GOAL: Read the records and write them out again exactly.

DATASET RECORDS:
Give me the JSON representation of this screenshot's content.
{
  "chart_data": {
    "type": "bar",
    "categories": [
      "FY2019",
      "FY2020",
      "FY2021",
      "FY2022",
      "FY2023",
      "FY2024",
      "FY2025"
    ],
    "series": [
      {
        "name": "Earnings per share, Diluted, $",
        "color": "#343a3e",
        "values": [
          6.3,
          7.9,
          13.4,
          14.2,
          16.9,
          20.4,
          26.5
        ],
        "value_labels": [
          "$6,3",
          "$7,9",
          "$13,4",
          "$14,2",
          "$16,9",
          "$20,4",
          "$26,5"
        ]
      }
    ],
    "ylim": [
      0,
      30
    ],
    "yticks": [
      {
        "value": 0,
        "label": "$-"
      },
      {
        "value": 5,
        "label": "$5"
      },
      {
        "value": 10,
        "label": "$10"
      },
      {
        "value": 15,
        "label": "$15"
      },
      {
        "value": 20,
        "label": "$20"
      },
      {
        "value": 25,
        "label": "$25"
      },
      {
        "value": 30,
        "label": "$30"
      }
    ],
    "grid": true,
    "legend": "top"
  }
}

COMPLETE OUTPUT:
Give me the JSON representation of this screenshot's content.
{
  "chart_data": {
    "type": "bar",
    "categories": [
      "FY2019",
      "FY2020",
      "FY2021",
      "FY2022",
      "FY2023",
      "FY2024",
      "FY2025"
    ],
    "series": [
      {
        "name": "Earnings per share, Diluted, $",
        "color": "#343a3e",
        "values": [
          6.3,
          7.9,
          13.4,
          14.2,
          16.9,
          20.4,
          26.5
        ],
        "value_labels": [
          "$6,3",
          "$7,9",
          "$13,4",
          "$14,2",
          "$16,9",
          "$20,4",
          "$26,5"
        ]
      }
    ],
    "ylim": [
      0,
      30
    ],
    "yticks": [
      {
        "value": 0,
        "label": "$-"
      },
      {
        "value": 5,
        "label": "$5"
      },
      {
        "value": 10,
        "label": "$10"
      },
      {
        "value": 15,
        "label": "$15"
      },
      {
        "value": 20,
        "label": "$20"
      },
      {
        "value": 25,
        "label": "$25"
      },
      {
        "value": 30,
        "label": "$30"
      }
    ],
    "grid": true,
    "legend": "top"
  }
}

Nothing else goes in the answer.